Exercise goal.
Output every record word for word.

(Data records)
************

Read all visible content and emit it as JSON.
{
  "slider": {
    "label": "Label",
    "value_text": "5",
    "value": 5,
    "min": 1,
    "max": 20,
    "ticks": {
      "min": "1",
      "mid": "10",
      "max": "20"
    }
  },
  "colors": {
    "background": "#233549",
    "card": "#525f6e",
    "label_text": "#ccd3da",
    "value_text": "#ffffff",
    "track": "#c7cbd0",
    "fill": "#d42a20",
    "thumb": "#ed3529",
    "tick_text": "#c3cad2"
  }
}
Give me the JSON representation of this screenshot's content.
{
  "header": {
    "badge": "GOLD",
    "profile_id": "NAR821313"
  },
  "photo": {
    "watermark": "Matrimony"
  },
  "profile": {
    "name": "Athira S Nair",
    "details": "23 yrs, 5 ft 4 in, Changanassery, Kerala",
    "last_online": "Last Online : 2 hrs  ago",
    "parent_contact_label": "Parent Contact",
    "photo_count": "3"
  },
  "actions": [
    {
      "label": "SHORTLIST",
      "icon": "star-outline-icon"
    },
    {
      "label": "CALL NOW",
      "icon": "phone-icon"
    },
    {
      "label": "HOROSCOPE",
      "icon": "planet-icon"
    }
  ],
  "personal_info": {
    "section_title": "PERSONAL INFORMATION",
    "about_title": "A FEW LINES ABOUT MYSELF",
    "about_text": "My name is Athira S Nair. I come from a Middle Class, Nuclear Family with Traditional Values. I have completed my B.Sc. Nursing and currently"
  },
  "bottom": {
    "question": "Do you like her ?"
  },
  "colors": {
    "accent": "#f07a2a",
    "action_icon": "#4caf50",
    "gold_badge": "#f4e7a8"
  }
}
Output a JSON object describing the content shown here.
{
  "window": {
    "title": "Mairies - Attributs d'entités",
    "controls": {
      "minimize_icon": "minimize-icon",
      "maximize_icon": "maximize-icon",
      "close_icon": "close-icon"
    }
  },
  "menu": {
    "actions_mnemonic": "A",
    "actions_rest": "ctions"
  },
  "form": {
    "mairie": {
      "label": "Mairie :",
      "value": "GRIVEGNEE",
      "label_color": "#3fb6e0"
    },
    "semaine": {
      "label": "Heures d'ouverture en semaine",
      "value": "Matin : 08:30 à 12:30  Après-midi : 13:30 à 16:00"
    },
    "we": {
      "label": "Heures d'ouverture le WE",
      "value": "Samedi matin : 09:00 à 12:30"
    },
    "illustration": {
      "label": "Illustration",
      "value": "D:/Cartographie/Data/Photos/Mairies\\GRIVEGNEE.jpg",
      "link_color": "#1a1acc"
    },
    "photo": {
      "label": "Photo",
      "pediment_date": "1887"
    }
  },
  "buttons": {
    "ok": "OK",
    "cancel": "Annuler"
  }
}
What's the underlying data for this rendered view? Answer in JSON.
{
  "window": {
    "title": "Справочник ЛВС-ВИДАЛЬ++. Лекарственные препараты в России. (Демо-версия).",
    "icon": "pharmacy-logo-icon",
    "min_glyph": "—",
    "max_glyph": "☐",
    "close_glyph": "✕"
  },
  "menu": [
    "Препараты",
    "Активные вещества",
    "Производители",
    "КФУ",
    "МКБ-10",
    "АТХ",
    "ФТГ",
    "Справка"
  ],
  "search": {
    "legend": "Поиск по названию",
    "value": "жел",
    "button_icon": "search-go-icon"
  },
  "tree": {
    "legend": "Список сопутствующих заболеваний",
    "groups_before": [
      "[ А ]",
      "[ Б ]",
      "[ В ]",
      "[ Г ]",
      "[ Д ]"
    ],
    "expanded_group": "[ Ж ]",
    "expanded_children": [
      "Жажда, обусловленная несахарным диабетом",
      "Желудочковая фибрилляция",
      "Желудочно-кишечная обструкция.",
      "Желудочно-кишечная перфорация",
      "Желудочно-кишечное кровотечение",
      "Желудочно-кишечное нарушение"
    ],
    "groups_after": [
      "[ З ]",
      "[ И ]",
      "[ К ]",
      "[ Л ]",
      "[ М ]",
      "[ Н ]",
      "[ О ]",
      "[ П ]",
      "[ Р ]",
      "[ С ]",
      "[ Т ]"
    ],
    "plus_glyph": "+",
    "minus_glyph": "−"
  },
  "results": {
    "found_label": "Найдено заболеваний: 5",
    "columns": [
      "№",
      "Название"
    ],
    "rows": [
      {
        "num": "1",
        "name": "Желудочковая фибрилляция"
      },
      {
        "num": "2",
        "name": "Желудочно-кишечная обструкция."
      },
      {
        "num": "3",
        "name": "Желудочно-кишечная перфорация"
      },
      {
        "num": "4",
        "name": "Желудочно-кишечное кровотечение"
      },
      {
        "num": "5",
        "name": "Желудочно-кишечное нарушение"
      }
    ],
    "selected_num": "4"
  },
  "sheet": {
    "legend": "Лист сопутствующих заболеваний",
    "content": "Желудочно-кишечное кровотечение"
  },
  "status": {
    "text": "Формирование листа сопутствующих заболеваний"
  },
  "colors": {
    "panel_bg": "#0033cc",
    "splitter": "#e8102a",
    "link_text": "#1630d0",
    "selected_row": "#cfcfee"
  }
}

************

Result for this exercise.
Read all visible content and emit it as JSON.
{
  "slider": {
    "label": "Label",
    "value_text": "5",
    "value": 5,
    "min": 1,
    "max": 20,
    "ticks": {
      "min": "1",
      "mid": "10",
      "max": "20"
    }
  },
  "colors": {
    "background": "#233549",
    "card": "#525f6e",
    "label_text": "#ccd3da",
    "value_text": "#ffffff",
    "track": "#c7cbd0",
    "fill": "#d42a20",
    "thumb": "#ed3529",
    "tick_text": "#c3cad2"
  }
}
Give me the JSON representation of this screenshot's content.
{
  "header": {
    "badge": "GOLD",
    "profile_id": "NAR821313"
  },
  "photo": {
    "watermark": "Matrimony"
  },
  "profile": {
    "name": "Athira S Nair",
    "details": "23 yrs, 5 ft 4 in, Changanassery, Kerala",
    "last_online": "Last Online : 2 hrs  ago",
    "parent_contact_label": "Parent Contact",
    "photo_count": "3"
  },
  "actions": [
    {
      "label": "SHORTLIST",
      "icon": "star-outline-icon"
    },
    {
      "label": "CALL NOW",
      "icon": "phone-icon"
    },
    {
      "label": "HOROSCOPE",
      "icon": "planet-icon"
    }
  ],
  "personal_info": {
    "section_title": "PERSONAL INFORMATION",
    "about_title": "A FEW LINES ABOUT MYSELF",
    "about_text": "My name is Athira S Nair. I come from a Middle Class, Nuclear Family with Traditional Values. I have completed my B.Sc. Nursing and currently"
  },
  "bottom": {
    "question": "Do you like her ?"
  },
  "colors": {
    "accent": "#f07a2a",
    "action_icon": "#4caf50",
    "gold_badge": "#f4e7a8"
  }
}
Output a JSON object describing the content shown here.
{
  "window": {
    "title": "Mairies - Attributs d'entités",
    "controls": {
      "minimize_icon": "minimize-icon",
      "maximize_icon": "maximize-icon",
      "close_icon": "close-icon"
    }
  },
  "menu": {
    "actions_mnemonic": "A",
    "actions_rest": "ctions"
  },
  "form": {
    "mairie": {
      "label": "Mairie :",
      "value": "GRIVEGNEE",
      "label_color": "#3fb6e0"
    },
    "semaine": {
      "label": "Heures d'ouverture en semaine",
      "value": "Matin : 08:30 à 12:30  Après-midi : 13:30 à 16:00"
    },
    "we": {
      "label": "Heures d'ouverture le WE",
      "value": "Samedi matin : 09:00 à 12:30"
    },
    "illustration": {
      "label": "Illustration",
      "value": "D:/Cartographie/Data/Photos/Mairies\\GRIVEGNEE.jpg",
      "link_color": "#1a1acc"
    },
    "photo": {
      "label": "Photo",
      "pediment_date": "1887"
    }
  },
  "buttons": {
    "ok": "OK",
    "cancel": "Annuler"
  }
}
What's the underlying data for this rendered view? Answer in JSON.
{
  "window": {
    "title": "Справочник ЛВС-ВИДАЛЬ++. Лекарственные препараты в России. (Демо-версия).",
    "icon": "pharmacy-logo-icon",
    "min_glyph": "—",
    "max_glyph": "☐",
    "close_glyph": "✕"
  },
  "menu": [
    "Препараты",
    "Активные вещества",
    "Производители",
    "КФУ",
    "МКБ-10",
    "АТХ",
    "ФТГ",
    "Справка"
  ],
  "search": {
    "legend": "Поиск по названию",
    "value": "жел",
    "button_icon": "search-go-icon"
  },
  "tree": {
    "legend": "Список сопутствующих заболеваний",
    "groups_before": [
      "[ А ]",
      "[ Б ]",
      "[ В ]",
      "[ Г ]",
      "[ Д ]"
    ],
    "expanded_group": "[ Ж ]",
    "expanded_children": [
      "Жажда, обусловленная несахарным диабетом",
      "Желудочковая фибрилляция",
      "Желудочно-кишечная обструкция.",
      "Желудочно-кишечная перфорация",
      "Желудочно-кишечное кровотечение",
      "Желудочно-кишечное нарушение"
    ],
    "groups_after": [
      "[ З ]",
      "[ И ]",
      "[ К ]",
      "[ Л ]",
      "[ М ]",
      "[ Н ]",
      "[ О ]",
      "[ П ]",
      "[ Р ]",
      "[ С ]",
      "[ Т ]"
    ],
    "plus_glyph": "+",
    "minus_glyph": "−"
  },
  "results": {
    "found_label": "Найдено заболеваний: 5",
    "columns": [
      "№",
      "Название"
    ],
    "rows": [
      {
        "num": "1",
        "name": "Желудочковая фибрилляция"
      },
      {
        "num": "2",
        "name": "Желудочно-кишечная обструкция."
      },
      {
        "num": "3",
        "name": "Желудочно-кишечная перфорация"
      },
      {
        "num": "4",
        "name": "Желудочно-кишечное кровотечение"
      },
      {
        "num": "5",
        "name": "Желудочно-кишечное нарушение"
      }
    ],
    "selected_num": "4"
  },
  "sheet": {
    "legend": "Лист сопутствующих заболеваний",
    "content": "Желудочно-кишечное кровотечение"
  },
  "status": {
    "text": "Формирование листа сопутствующих заболеваний"
  },
  "colors": {
    "panel_bg": "#0033cc",
    "splitter": "#e8102a",
    "link_text": "#1630d0",
    "selected_row": "#cfcfee"
  }
}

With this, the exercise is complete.